__Material__.
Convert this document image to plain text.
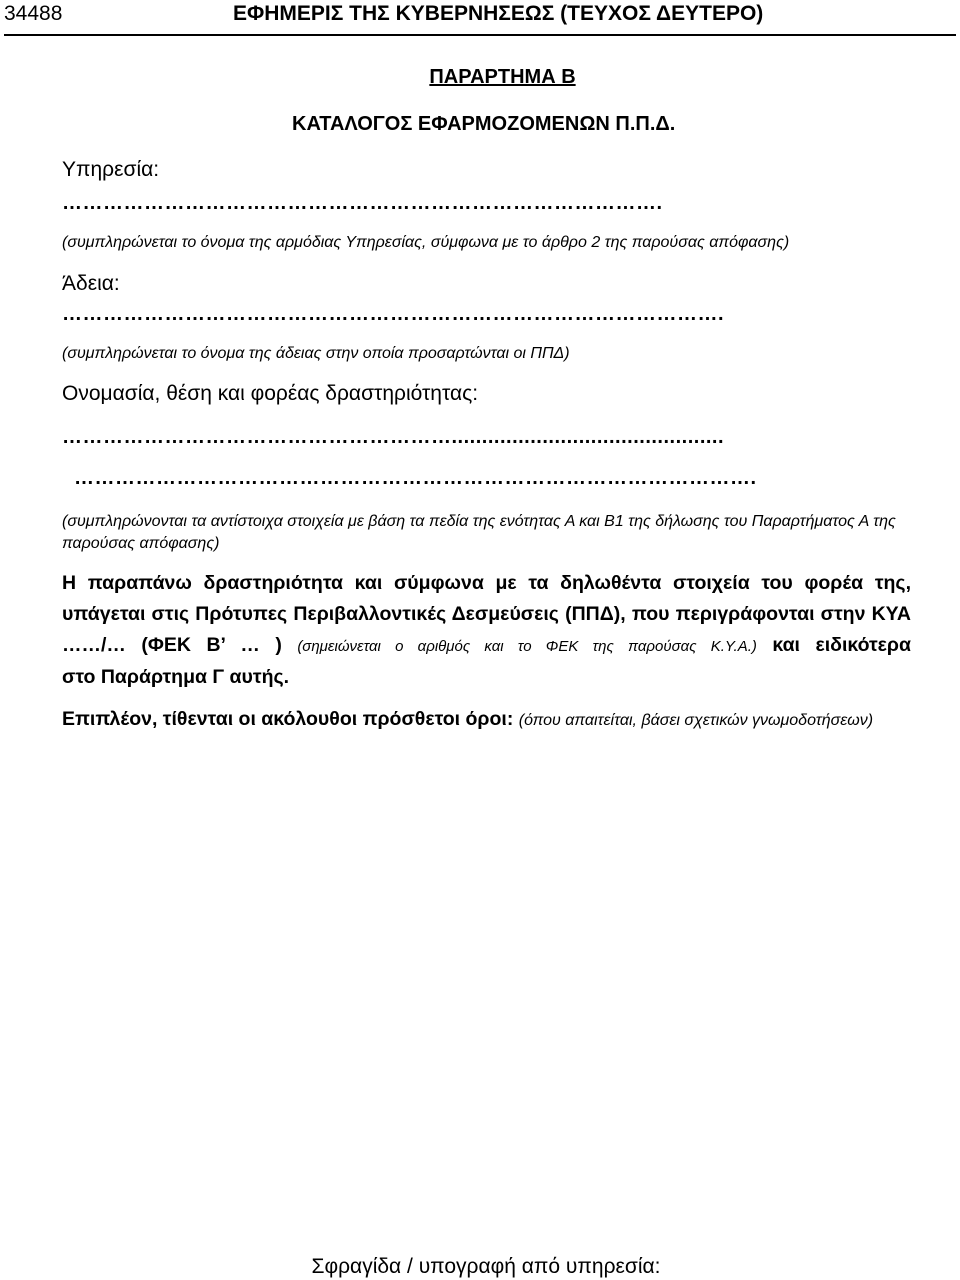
34488	ΕΦΗΜΕΡΙΣ ΤΗΣ ΚΥΒΕΡΝΗΣΕΩΣ (ΤΕΥΧΟΣ ΔΕΥΤΕΡΟ)
ΠΑΡΑΡΤΗΜΑ Β
ΚΑΤΑΛΟΓΟΣ ΕΦΑΡΜΟΖΟΜΕΝΩΝ Π.Π.Δ.
Υπηρεσία:
…………………………………………………………………………….
(συμπληρώνεται το όνομα της αρμόδιας Υπηρεσίας, σύμφωνα με το άρθρο 2 της παρούσας απόφασης)
Άδεια:
…………………………………………………………………………………….
(συμπληρώνεται το όνομα της άδειας στην οποία προσαρτώνται οι ΠΠΔ)
Ονομασία, θέση και φορέας δραστηριότητας:
………………………………………………….............................................
……………………………………………………………………………………….
(συμπληρώνονται τα αντίστοιχα στοιχεία με βάση τα πεδία της ενότητας Α και Β1 της δήλωσης του Παραρτήματος Α της παρούσας απόφασης)
Η παραπάνω δραστηριότητα και σύμφωνα με τα δηλωθέντα στοιχεία του φορέα της, υπάγεται στις Πρότυπες Περιβαλλοντικές Δεσμεύσεις (ΠΠΔ), που περιγράφονται στην ΚΥΑ ……/… (ΦΕΚ Β’ … ) (σημειώνεται ο αριθμός και το ΦΕΚ της παρούσας Κ.Υ.Α.) και ειδικότερα
στο Παράρτημα Γ αυτής.
Επιπλέον, τίθενται οι ακόλουθοι πρόσθετοι όροι: (όπου απαιτείται, βάσει σχετικών γνωμοδοτήσεων)
Σφραγίδα / υπογραφή από υπηρεσία:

__Short exercise__. Copy the material above in full and exactly, skipping pictures.

__The answer__.
Convert this document image to plain text.
34488	ΕΦΗΜΕΡΙΣ ΤΗΣ ΚΥΒΕΡΝΗΣΕΩΣ (ΤΕΥΧΟΣ ΔΕΥΤΕΡΟ)
ΠΑΡΑΡΤΗΜΑ Β
ΚΑΤΑΛΟΓΟΣ ΕΦΑΡΜΟΖΟΜΕΝΩΝ Π.Π.Δ.
Υπηρεσία:
…………………………………………………………………………….
(συμπληρώνεται το όνομα της αρμόδιας Υπηρεσίας, σύμφωνα με το άρθρο 2 της παρούσας απόφασης)
Άδεια:
…………………………………………………………………………………….
(συμπληρώνεται το όνομα της άδειας στην οποία προσαρτώνται οι ΠΠΔ)
Ονομασία, θέση και φορέας δραστηριότητας:
………………………………………………….............................................
……………………………………………………………………………………….
(συμπληρώνονται τα αντίστοιχα στοιχεία με βάση τα πεδία της ενότητας Α και Β1 της δήλωσης του Παραρτήματος Α της παρούσας απόφασης)
Η παραπάνω δραστηριότητα και σύμφωνα με τα δηλωθέντα στοιχεία του φορέα της, υπάγεται στις Πρότυπες Περιβαλλοντικές Δεσμεύσεις (ΠΠΔ), που περιγράφονται στην ΚΥΑ ……/… (ΦΕΚ Β’ … ) (σημειώνεται ο αριθμός και το ΦΕΚ της παρούσας Κ.Υ.Α.) και ειδικότερα
στο Παράρτημα Γ αυτής.
Επιπλέον, τίθενται οι ακόλουθοι πρόσθετοι όροι: (όπου απαιτείται, βάσει σχετικών γνωμοδοτήσεων)
Σφραγίδα / υπογραφή από υπηρεσία:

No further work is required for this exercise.